#### AIM:
Below is a block of records. Copy every line in it that contains the word "panel".

#### TASK INPUTS:
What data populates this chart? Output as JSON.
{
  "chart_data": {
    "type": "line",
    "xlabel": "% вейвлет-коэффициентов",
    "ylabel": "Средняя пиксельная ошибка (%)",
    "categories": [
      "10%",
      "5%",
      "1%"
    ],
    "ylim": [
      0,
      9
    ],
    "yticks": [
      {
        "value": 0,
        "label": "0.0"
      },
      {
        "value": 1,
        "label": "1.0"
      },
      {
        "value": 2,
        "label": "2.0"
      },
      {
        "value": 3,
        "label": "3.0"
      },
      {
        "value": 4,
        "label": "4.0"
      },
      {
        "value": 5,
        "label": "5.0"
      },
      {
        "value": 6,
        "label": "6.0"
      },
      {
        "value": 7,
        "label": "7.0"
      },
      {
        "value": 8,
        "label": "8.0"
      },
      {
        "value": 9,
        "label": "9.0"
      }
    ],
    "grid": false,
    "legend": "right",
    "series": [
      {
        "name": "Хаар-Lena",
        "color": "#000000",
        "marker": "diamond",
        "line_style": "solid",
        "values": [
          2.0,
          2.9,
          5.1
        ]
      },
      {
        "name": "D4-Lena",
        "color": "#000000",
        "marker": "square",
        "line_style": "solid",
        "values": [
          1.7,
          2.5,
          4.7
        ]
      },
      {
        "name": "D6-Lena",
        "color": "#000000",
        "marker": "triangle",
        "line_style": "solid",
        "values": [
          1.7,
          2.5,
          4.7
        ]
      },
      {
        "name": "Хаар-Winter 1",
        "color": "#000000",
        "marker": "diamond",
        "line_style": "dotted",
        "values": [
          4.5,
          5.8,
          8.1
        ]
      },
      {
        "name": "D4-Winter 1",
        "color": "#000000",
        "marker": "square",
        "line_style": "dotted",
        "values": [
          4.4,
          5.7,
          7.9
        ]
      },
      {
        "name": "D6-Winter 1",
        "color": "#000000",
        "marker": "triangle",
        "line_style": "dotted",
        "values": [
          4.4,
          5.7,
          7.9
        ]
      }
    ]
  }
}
--
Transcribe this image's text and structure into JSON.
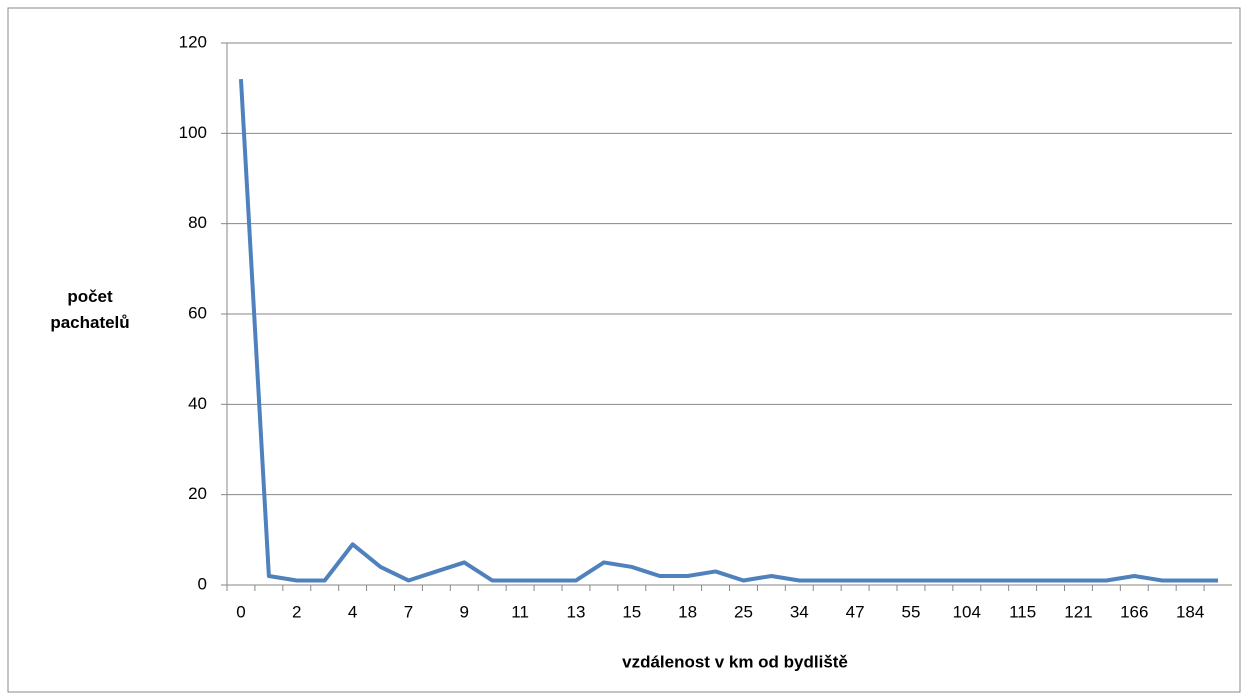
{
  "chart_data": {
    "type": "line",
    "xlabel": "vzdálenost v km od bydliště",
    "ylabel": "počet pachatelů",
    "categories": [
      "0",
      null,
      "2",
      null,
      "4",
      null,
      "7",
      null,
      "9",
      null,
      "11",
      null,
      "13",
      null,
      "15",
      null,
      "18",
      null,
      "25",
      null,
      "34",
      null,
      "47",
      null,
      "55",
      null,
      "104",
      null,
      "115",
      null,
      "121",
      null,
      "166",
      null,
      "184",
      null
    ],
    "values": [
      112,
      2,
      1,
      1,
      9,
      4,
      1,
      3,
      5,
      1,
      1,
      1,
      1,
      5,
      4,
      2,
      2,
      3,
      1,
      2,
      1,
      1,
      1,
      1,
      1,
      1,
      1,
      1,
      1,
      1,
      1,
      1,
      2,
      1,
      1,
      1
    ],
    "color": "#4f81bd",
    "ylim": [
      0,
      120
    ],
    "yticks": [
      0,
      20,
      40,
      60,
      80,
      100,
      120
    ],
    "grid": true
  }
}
...
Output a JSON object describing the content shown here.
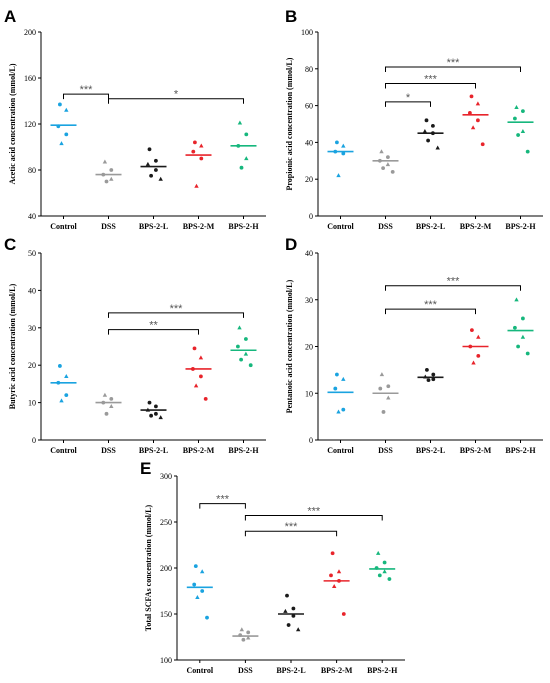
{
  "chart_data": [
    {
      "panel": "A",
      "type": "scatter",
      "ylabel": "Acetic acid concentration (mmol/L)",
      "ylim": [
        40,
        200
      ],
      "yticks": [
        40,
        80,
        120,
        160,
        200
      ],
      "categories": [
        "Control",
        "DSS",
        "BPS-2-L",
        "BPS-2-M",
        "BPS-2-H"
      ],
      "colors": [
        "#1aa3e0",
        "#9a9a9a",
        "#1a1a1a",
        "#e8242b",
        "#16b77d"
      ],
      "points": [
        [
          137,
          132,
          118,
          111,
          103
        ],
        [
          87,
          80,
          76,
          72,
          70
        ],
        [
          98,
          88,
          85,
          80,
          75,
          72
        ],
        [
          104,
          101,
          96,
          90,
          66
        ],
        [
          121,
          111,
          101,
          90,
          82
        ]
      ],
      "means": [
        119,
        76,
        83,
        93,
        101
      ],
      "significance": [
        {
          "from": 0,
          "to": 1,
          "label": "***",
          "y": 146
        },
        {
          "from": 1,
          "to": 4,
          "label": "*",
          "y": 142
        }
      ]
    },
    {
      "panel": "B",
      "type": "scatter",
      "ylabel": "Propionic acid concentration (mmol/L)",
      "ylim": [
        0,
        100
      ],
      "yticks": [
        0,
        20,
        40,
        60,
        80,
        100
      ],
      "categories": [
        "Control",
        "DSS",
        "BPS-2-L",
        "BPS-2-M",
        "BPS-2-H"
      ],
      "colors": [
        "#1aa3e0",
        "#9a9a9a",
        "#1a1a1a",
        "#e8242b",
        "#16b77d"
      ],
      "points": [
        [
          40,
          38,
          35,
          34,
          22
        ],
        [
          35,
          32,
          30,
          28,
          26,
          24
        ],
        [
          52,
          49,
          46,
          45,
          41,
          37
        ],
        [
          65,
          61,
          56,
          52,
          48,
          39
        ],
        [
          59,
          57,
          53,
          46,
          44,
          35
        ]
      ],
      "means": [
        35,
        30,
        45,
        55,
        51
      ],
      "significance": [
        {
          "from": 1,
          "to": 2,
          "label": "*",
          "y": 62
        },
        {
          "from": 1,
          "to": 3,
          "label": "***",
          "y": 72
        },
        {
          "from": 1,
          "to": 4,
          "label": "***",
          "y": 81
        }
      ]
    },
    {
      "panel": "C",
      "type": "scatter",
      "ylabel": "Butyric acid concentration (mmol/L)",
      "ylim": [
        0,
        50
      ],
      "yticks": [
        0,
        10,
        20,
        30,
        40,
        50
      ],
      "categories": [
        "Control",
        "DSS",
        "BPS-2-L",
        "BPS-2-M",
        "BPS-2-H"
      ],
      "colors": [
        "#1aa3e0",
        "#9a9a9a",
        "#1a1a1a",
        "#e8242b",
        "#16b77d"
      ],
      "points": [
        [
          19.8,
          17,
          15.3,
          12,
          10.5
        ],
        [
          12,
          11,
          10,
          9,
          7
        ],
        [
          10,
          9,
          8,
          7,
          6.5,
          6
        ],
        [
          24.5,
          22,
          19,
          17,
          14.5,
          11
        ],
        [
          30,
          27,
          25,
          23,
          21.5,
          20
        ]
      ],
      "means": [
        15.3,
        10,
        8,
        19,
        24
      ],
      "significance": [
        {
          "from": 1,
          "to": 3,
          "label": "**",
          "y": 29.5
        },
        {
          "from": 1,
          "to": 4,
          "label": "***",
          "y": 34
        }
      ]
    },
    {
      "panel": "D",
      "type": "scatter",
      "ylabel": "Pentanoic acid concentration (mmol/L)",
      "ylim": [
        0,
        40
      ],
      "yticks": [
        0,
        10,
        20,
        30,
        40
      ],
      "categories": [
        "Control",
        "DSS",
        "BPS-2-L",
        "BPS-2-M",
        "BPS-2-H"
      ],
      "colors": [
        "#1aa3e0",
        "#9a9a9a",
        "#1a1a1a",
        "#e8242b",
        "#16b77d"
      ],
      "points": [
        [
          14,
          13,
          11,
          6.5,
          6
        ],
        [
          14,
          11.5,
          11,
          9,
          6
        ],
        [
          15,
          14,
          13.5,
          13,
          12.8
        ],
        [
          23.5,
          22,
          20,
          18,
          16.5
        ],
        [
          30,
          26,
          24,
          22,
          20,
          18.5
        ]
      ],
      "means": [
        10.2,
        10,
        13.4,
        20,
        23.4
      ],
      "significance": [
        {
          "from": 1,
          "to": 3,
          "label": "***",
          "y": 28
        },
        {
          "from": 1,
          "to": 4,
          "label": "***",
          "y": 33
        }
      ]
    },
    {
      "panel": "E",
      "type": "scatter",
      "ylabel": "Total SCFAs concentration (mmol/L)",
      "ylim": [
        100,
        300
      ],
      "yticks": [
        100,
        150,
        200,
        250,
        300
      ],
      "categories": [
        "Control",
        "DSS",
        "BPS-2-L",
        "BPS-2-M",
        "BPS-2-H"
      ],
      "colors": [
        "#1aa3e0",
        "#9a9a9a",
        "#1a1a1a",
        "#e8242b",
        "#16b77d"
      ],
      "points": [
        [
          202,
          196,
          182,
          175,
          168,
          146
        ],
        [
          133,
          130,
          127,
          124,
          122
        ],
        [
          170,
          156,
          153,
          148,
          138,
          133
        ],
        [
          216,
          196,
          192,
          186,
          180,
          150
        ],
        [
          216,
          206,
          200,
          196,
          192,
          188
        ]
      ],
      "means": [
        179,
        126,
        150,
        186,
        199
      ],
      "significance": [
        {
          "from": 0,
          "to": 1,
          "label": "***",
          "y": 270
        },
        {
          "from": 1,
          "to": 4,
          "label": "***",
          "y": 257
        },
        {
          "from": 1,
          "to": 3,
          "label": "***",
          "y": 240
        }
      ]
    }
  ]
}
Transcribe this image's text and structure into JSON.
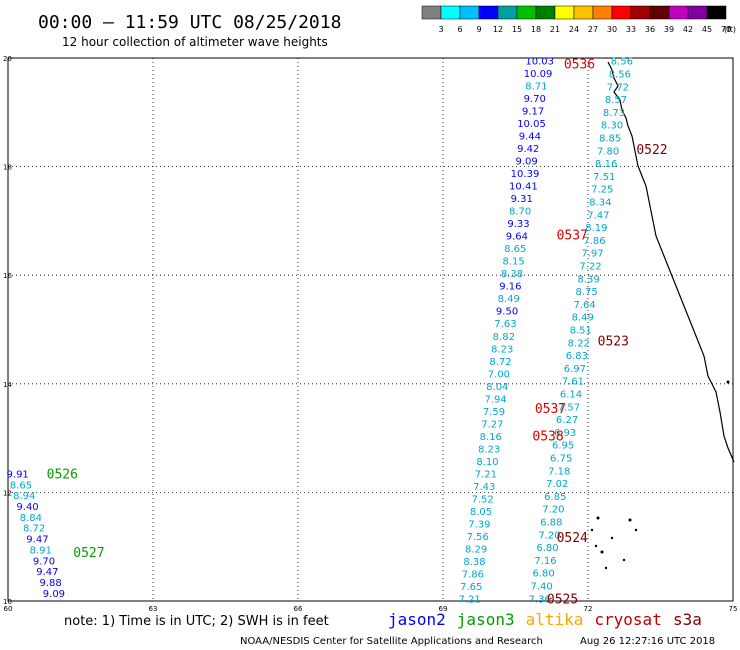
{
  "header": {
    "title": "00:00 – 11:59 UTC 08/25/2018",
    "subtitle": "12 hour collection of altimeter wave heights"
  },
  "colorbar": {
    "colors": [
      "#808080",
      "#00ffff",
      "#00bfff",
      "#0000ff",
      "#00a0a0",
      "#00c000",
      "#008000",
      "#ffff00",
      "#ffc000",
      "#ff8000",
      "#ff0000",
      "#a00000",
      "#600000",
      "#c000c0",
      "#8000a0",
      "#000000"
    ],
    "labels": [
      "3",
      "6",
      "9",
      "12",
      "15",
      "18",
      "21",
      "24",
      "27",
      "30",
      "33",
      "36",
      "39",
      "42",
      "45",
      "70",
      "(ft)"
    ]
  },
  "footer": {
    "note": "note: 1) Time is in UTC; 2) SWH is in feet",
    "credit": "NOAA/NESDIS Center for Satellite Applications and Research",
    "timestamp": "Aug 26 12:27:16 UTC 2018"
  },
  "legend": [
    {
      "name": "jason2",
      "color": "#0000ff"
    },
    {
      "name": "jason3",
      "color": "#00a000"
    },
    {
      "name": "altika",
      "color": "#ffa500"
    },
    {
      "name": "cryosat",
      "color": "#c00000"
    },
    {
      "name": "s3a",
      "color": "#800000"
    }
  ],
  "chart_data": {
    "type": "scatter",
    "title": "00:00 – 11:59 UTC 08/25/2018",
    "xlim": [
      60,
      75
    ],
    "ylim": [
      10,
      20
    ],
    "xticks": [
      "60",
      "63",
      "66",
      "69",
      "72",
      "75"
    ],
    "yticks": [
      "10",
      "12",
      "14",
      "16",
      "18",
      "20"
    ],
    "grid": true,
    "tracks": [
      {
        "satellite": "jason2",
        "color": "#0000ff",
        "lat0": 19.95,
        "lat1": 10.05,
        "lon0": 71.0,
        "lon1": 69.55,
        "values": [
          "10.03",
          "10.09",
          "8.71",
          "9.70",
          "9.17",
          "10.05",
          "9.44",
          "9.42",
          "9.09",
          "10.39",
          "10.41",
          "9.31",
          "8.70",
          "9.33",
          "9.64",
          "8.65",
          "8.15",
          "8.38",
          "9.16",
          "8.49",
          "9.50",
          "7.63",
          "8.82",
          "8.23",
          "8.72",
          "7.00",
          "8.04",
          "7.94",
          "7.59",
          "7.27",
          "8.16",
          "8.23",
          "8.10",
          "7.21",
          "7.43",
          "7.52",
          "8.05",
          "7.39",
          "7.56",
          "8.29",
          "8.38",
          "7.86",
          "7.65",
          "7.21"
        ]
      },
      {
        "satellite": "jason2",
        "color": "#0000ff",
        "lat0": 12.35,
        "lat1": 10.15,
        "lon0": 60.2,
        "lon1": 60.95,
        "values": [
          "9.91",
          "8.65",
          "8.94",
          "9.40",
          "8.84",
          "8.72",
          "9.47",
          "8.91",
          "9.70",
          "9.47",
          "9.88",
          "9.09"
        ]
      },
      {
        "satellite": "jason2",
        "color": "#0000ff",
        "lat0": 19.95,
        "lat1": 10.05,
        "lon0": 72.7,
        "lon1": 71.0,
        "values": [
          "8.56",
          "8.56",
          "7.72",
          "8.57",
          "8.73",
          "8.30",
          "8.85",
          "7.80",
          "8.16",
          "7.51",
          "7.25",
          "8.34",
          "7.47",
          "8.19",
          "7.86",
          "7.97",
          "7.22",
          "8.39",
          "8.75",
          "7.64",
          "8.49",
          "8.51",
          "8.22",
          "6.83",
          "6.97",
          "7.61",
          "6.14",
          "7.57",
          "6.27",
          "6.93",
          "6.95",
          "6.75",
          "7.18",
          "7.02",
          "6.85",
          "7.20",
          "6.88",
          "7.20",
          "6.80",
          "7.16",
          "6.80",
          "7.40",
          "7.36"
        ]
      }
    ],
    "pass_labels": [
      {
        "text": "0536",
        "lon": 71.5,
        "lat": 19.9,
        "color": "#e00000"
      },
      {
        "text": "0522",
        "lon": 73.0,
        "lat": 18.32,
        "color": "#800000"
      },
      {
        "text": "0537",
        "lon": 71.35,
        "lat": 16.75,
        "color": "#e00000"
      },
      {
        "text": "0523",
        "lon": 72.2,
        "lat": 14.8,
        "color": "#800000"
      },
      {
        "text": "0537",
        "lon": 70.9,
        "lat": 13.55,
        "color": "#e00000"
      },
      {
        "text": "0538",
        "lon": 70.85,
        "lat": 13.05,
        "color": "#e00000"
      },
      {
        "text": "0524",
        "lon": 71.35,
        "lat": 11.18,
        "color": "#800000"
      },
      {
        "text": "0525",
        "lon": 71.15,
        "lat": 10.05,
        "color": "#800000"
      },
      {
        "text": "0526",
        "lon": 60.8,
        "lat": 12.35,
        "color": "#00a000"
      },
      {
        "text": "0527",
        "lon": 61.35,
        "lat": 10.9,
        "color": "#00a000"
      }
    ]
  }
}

#### FINAL ANSWER:
      "panel": "A",
      "panel": "B",
      "panel": "C",
      "panel": "D",
      "panel": "E",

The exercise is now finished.